Among the entries below, find the lines with "kommer" and copy them.

>> Start EXCERPTED RECORDS

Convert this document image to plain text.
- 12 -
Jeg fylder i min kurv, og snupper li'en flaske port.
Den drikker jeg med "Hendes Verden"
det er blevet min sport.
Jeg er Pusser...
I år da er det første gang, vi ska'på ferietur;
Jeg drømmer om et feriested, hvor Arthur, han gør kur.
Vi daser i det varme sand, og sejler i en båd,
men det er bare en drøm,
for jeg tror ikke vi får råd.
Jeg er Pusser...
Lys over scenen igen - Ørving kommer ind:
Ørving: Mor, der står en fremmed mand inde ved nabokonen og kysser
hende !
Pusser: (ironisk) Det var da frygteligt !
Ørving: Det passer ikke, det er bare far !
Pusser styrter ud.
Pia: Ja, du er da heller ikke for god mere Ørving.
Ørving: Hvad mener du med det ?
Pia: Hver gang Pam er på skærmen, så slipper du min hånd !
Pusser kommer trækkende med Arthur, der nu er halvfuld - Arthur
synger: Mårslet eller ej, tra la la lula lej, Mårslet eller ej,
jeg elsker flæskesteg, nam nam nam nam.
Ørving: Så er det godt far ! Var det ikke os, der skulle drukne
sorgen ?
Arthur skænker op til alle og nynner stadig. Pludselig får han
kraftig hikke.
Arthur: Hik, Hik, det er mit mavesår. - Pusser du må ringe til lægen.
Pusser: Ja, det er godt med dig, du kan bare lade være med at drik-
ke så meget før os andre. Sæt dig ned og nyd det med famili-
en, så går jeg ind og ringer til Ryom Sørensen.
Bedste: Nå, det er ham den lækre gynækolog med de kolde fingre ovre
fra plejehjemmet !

>> End EXCERPTED RECORDS

§ **TASK SOLUTION**
Lys over scenen igen - Ørving kommer ind:
Pusser kommer trækkende med Arthur, der nu er halvfuld - Arthur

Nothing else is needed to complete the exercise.